_INSTRUCTION_
Go through the entries below and print each one exactly, leaving out pictures.
-- Start DATASET EXCERPTS --
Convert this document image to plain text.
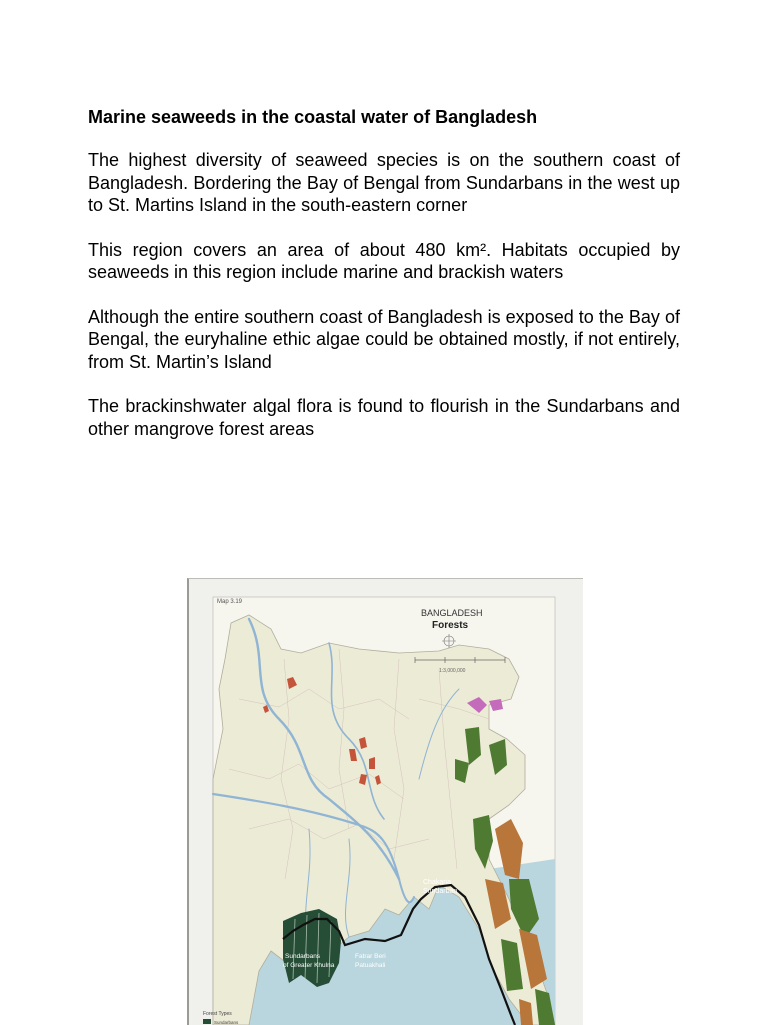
Marine seaweeds in the coastal water of Bangladesh

The highest diversity of seaweed species is on the southern coast of Bangladesh. Bordering the Bay of Bengal from Sundarbans in the west up to St. Martins Island in the south-eastern corner

This region covers an area of about 480 km². Habitats occupied by seaweeds in this region include marine and brackish waters

Although the entire southern coast of Bangladesh is exposed to the Bay of Bengal, the euryhaline ethic algae could be obtained mostly, if not entirely, from St. Martin’s Island

The brackinshwater algal flora is found to flourish in the Sundarbans and other mangrove forest areas

Map 3.19
BANGLADESH
Forests
1:3,000,000
Chakaria
Sundarban
Sundarbans
of Greater Khulna
Fatrar Beri
Patuakhali
Forest Types
Sundarbans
-- End DATASET EXCERPTS --
_COMPLETED EXERCISE_
Convert this document image to plain text.
Marine seaweeds in the coastal water of Bangladesh

The highest diversity of seaweed species is on the southern coast of Bangladesh. Bordering the Bay of Bengal from Sundarbans in the west up to St. Martins Island in the south-eastern corner

This region covers an area of about 480 km². Habitats occupied by seaweeds in this region include marine and brackish waters

Although the entire southern coast of Bangladesh is exposed to the Bay of Bengal, the euryhaline ethic algae could be obtained mostly, if not entirely, from St. Martin’s Island

The brackinshwater algal flora is found to flourish in the Sundarbans and other mangrove forest areas

Map 3.19
BANGLADESH
Forests
1:3,000,000
Chakaria
Sundarban
Sundarbans
of Greater Khulna
Fatrar Beri
Patuakhali
Forest Types
Sundarbans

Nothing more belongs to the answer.